Find each line with the word "area" and copy it.

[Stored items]
++++

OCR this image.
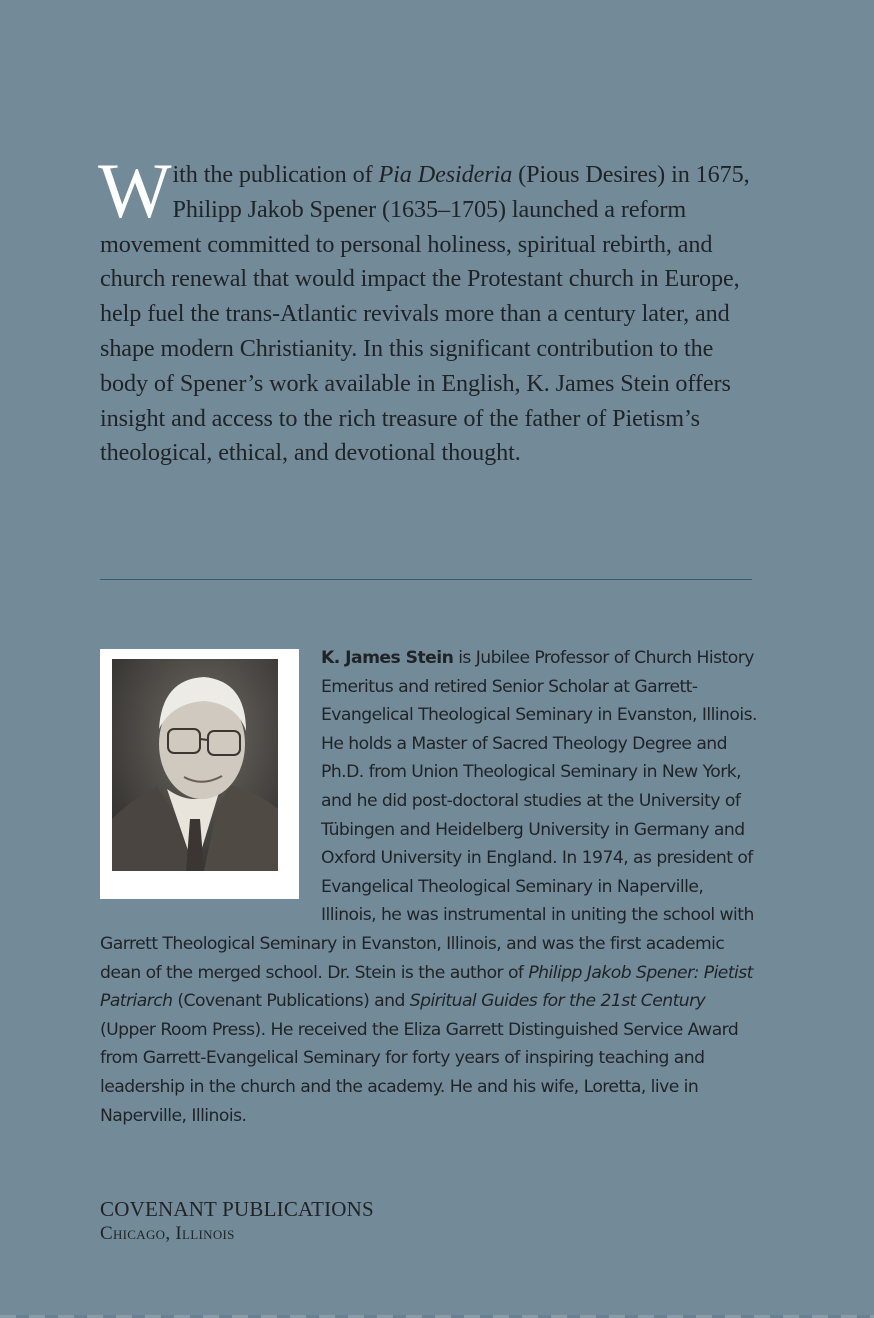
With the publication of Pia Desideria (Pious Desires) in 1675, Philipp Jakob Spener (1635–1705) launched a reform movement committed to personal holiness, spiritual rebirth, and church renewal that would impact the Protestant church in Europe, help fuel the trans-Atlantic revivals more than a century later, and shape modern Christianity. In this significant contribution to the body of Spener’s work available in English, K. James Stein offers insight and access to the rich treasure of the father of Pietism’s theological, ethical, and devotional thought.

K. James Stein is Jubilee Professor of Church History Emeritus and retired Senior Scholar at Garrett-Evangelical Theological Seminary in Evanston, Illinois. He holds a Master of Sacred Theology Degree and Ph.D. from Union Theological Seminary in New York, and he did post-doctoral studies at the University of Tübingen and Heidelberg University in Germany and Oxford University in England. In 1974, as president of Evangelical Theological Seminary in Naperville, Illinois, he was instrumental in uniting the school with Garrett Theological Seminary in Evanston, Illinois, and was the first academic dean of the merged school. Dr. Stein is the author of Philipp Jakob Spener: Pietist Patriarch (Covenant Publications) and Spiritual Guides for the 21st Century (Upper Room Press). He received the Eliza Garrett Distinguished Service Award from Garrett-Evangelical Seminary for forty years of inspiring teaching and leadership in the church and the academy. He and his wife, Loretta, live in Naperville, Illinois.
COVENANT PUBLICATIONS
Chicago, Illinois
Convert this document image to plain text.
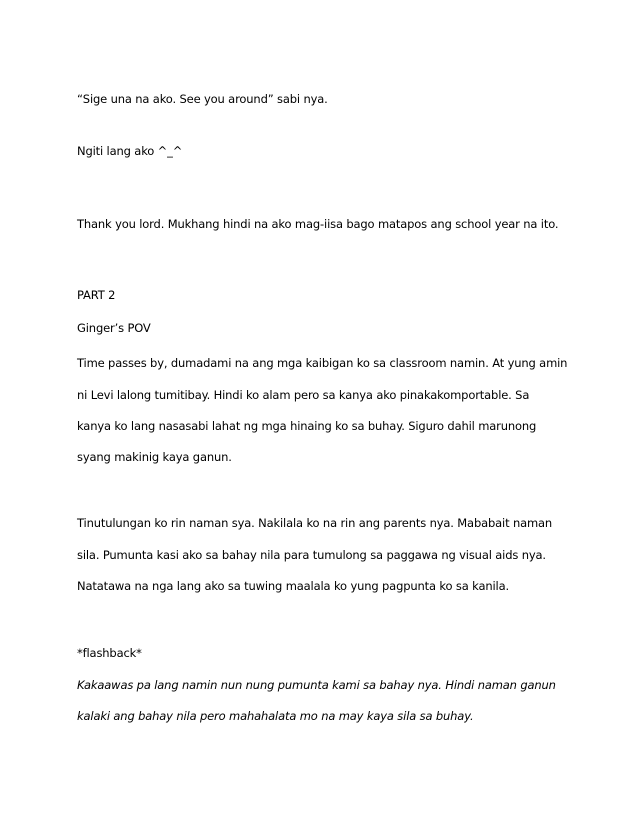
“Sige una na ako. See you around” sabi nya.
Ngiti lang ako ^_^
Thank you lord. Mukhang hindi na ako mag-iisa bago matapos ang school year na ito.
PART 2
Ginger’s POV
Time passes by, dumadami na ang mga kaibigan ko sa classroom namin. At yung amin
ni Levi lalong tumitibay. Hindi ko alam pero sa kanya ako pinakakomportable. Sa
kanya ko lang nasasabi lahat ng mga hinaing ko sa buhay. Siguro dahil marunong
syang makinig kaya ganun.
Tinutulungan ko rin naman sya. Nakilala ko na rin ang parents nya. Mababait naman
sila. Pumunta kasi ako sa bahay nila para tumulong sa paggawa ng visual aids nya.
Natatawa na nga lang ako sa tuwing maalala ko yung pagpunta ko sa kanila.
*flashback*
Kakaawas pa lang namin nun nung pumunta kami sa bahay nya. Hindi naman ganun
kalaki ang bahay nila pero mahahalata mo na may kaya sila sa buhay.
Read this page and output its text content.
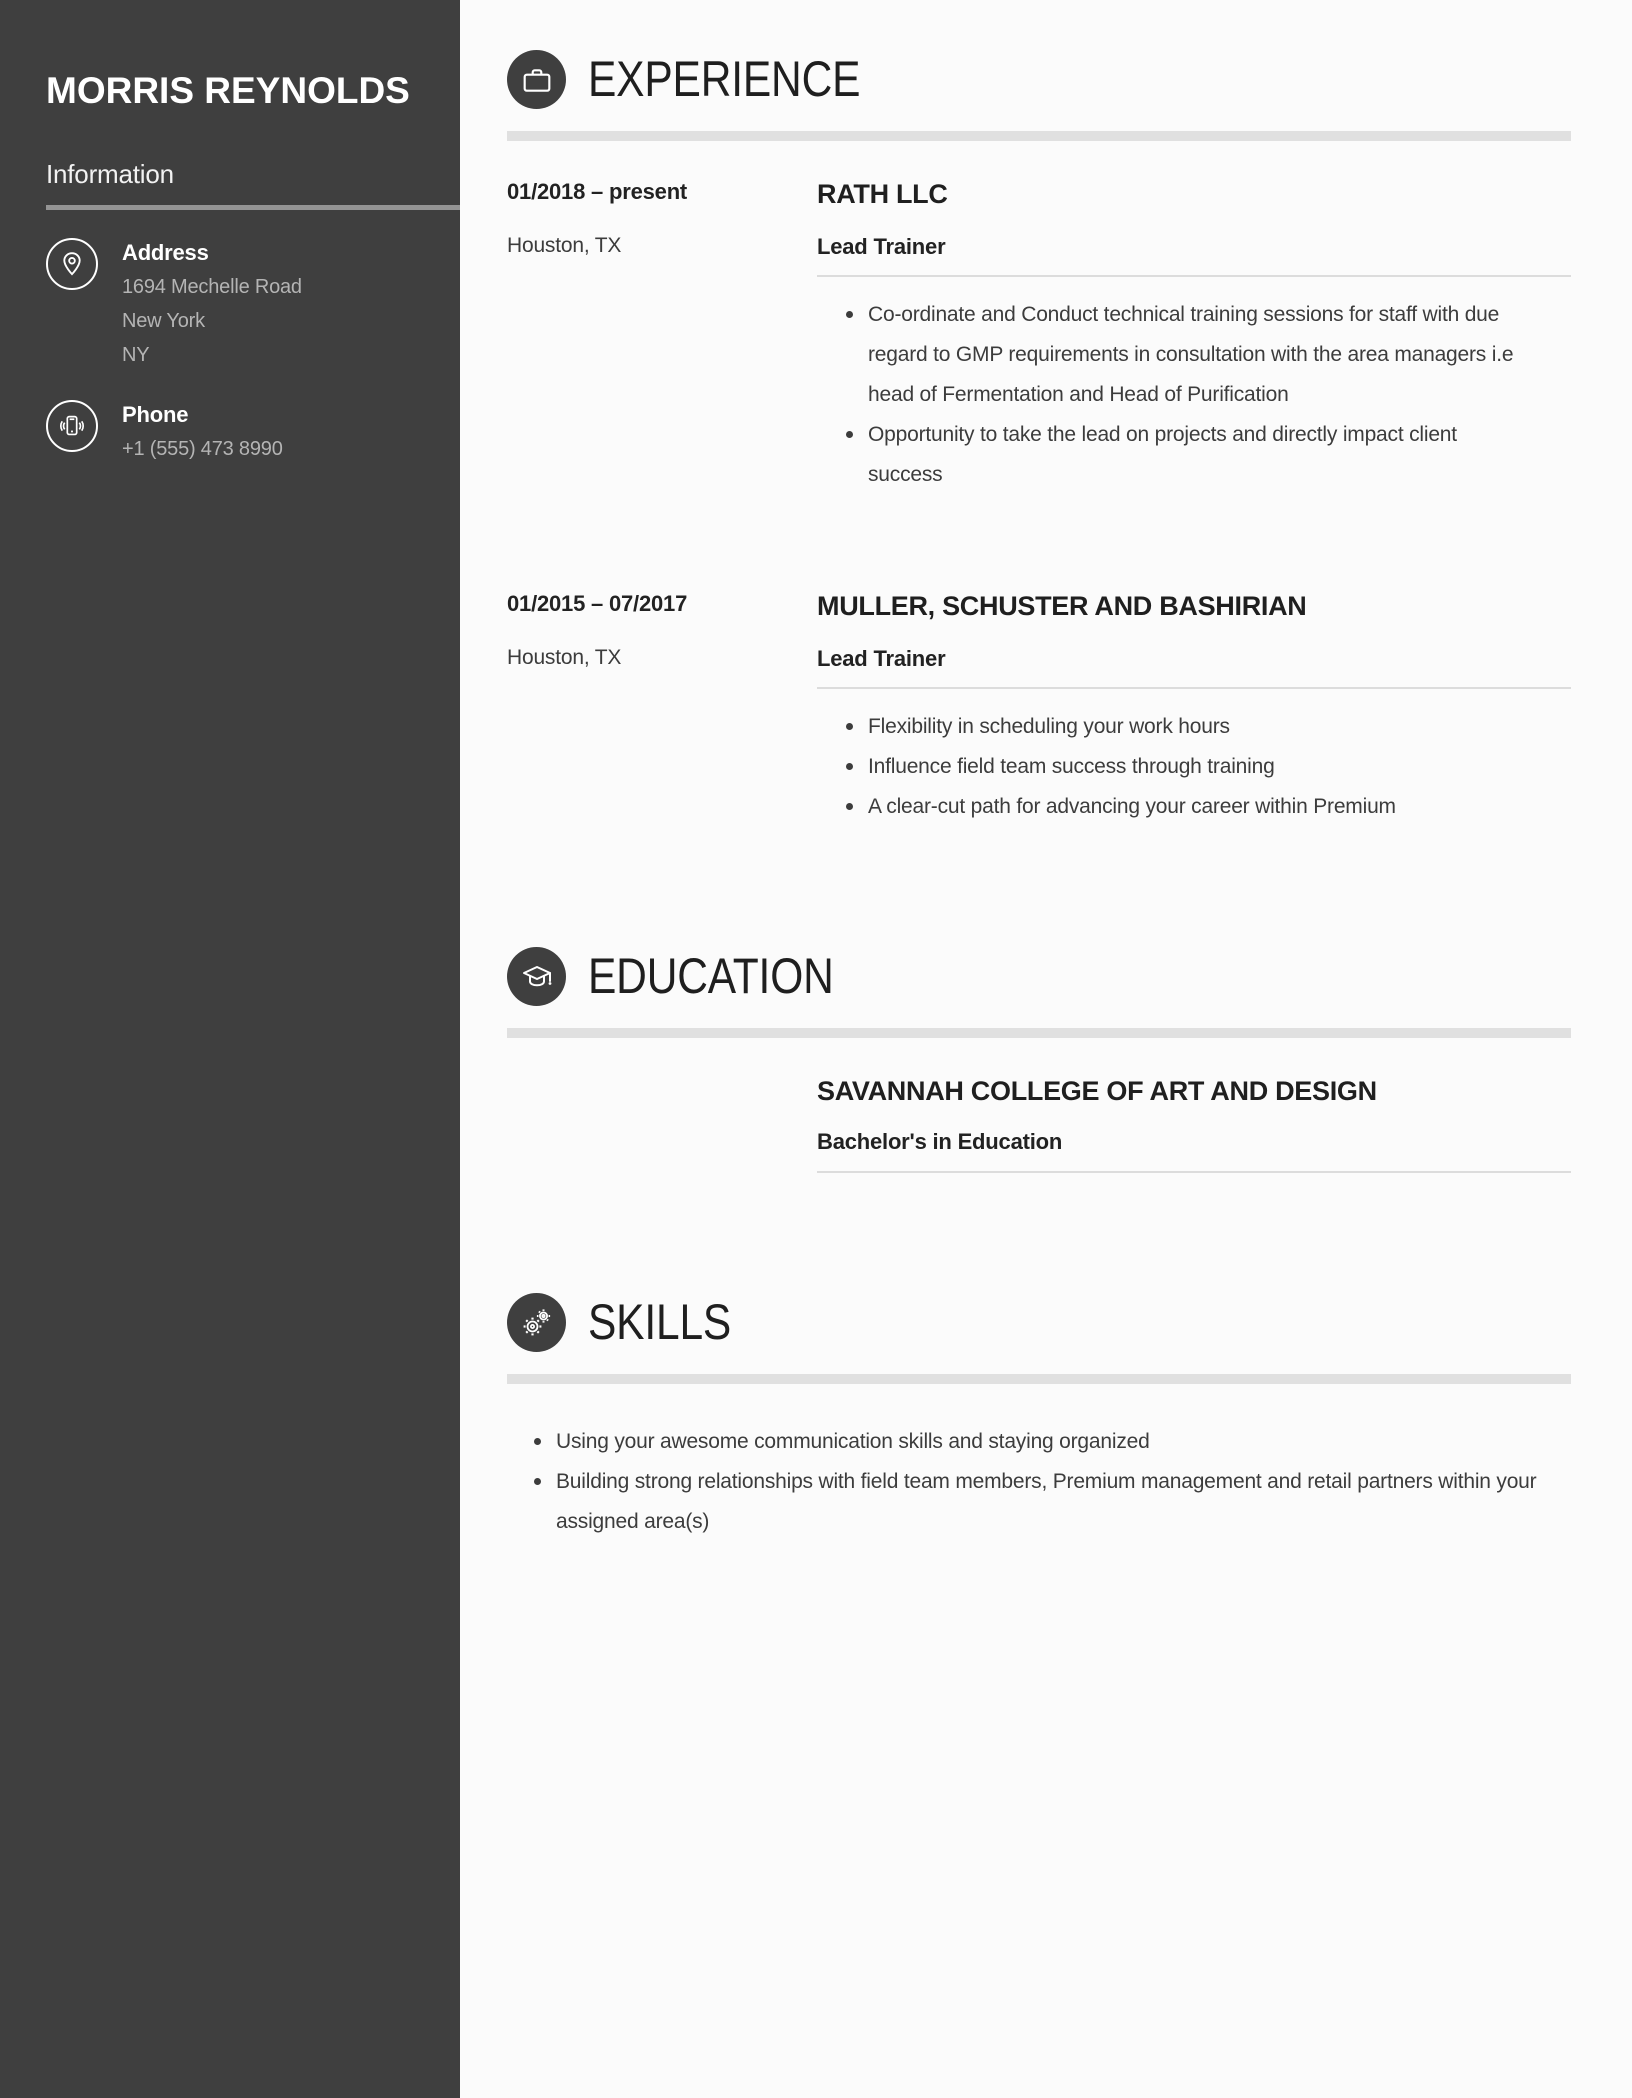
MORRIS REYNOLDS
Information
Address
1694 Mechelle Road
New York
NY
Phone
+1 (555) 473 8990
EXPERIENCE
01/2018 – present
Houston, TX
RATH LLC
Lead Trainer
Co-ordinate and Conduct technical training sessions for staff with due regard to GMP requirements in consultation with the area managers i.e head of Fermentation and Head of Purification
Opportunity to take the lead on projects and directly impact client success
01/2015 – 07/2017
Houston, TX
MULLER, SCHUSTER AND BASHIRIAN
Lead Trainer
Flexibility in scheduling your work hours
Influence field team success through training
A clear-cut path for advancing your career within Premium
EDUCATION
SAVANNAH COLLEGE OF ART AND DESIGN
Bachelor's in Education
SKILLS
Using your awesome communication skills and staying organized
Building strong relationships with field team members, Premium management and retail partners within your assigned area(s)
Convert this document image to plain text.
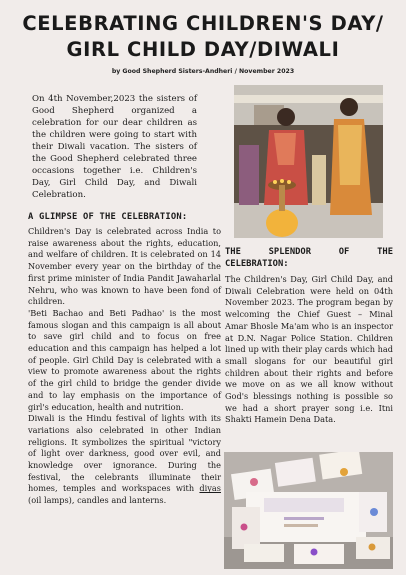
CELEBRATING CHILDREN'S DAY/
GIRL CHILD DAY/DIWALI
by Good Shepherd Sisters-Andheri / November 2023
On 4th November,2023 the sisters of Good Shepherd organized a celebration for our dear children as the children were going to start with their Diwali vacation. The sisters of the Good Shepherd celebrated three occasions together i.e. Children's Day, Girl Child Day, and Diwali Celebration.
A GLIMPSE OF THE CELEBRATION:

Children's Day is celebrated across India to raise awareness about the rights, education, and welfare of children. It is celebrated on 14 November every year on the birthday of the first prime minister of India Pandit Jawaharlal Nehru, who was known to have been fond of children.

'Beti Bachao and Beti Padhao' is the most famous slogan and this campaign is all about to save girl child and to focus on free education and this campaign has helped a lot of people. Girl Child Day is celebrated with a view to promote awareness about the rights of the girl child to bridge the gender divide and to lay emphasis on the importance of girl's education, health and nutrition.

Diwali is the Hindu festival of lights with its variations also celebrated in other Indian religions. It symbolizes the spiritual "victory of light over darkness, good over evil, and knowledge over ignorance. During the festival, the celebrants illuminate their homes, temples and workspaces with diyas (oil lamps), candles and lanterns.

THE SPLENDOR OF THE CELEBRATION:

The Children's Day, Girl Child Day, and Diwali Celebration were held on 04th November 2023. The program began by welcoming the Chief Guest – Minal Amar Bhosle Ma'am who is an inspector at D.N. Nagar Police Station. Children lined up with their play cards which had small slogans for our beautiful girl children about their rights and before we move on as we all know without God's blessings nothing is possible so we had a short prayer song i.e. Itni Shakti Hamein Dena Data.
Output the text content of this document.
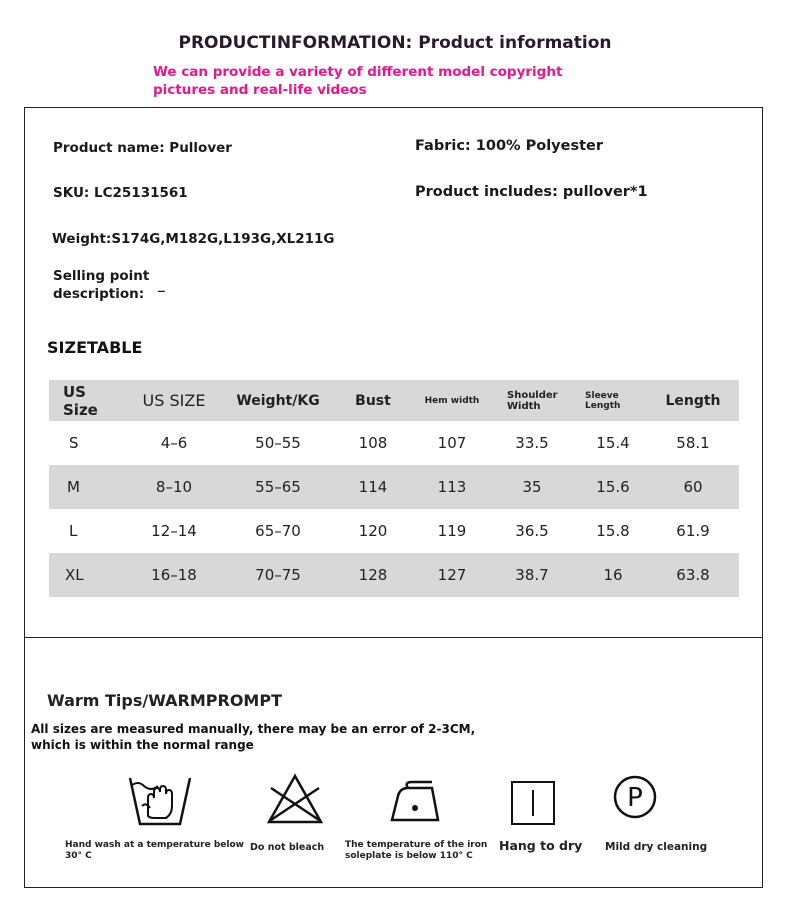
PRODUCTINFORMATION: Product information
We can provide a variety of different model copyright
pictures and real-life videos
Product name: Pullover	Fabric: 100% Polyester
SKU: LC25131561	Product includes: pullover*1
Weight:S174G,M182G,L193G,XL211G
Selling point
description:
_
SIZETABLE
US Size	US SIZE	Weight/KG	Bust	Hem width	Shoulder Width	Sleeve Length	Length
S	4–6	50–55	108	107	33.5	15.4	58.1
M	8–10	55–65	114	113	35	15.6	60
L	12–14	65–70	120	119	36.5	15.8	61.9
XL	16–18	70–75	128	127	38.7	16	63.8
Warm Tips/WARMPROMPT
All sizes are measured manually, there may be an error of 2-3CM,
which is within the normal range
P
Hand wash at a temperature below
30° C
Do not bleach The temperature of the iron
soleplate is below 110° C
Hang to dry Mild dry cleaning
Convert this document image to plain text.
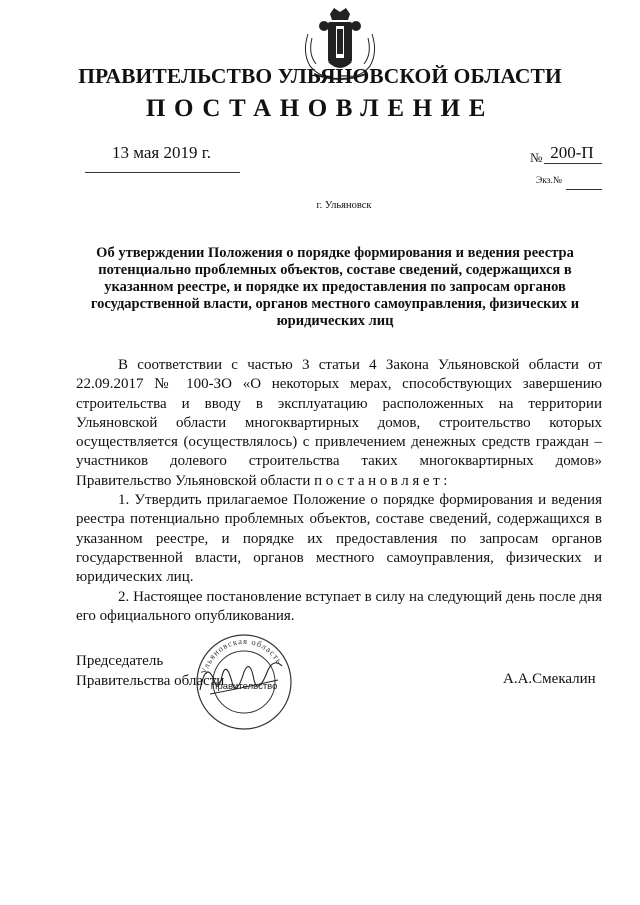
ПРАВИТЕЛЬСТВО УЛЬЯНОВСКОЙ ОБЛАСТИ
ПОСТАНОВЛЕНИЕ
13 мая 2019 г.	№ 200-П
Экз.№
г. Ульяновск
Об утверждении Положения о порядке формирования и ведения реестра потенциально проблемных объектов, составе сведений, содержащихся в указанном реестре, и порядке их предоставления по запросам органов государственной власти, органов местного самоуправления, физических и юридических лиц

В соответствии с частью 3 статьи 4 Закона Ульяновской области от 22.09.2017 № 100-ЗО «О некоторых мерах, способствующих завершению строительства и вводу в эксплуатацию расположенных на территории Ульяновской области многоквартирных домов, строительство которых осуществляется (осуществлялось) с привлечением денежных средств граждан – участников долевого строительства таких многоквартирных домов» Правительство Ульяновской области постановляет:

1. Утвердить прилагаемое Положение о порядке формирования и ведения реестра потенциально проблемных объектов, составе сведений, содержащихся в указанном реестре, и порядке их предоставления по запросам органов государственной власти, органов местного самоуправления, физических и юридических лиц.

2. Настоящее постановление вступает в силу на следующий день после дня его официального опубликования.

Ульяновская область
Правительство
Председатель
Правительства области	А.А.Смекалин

++++

> TASK SOLUTION:
Co-ordinate and Conduct technical training sessions for staff with due regard to GMP requirements in consultation with the area managers i.e head of Fermentation and Head of Purification
Building strong relationships with field team members, Premium management and retail partners within your assigned area(s)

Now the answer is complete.